WORK TO COMPLETE: How many lines hold the string "required"? Reply with the number alone.

---*---

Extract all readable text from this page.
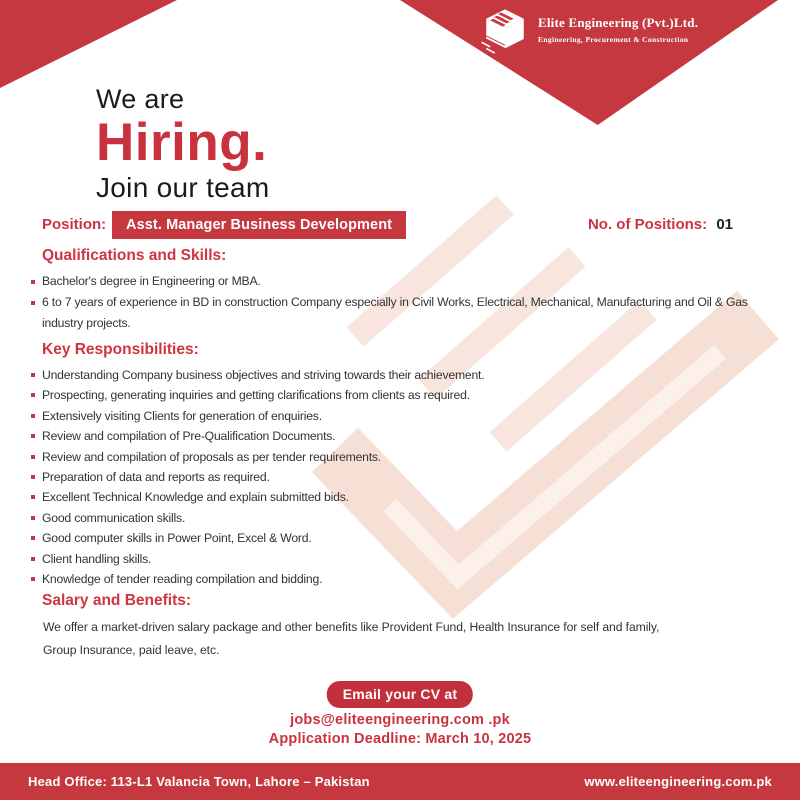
Elite Engineering (Pvt.)Ltd.
Engineering, Procurement & Construction
We are
Hiring.
Join our team
Position:	Asst. Manager Business Development	No. of Positions: 01
Qualifications and Skills:
Bachelor's degree in Engineering or MBA.
6 to 7 years of experience in BD in construction Company especially in Civil Works, Electrical, Mechanical, Manufacturing and Oil & Gas industry projects.
Key Responsibilities:
Understanding Company business objectives and striving towards their achievement.
Prospecting, generating inquiries and getting clarifications from clients as required.
Extensively visiting Clients for generation of enquiries.
Review and compilation of Pre-Qualification Documents.
Review and compilation of proposals as per tender requirements.
Preparation of data and reports as required.
Excellent Technical Knowledge and explain submitted bids.
Good communication skills.
Good computer skills in Power Point, Excel & Word.
Client handling skills.
Knowledge of tender reading compilation and bidding.
Salary and Benefits:
We offer a market-driven salary package and other benefits like Provident Fund, Health Insurance for self and family,
Group Insurance, paid leave, etc.
Email your CV at
jobs@eliteengineering.com .pk
Application Deadline: March 10, 2025
Head Office: 113-L1 Valancia Town, Lahore – Pakistan	www.eliteengineering.com.pk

---*---

WRITTEN REPLY: 2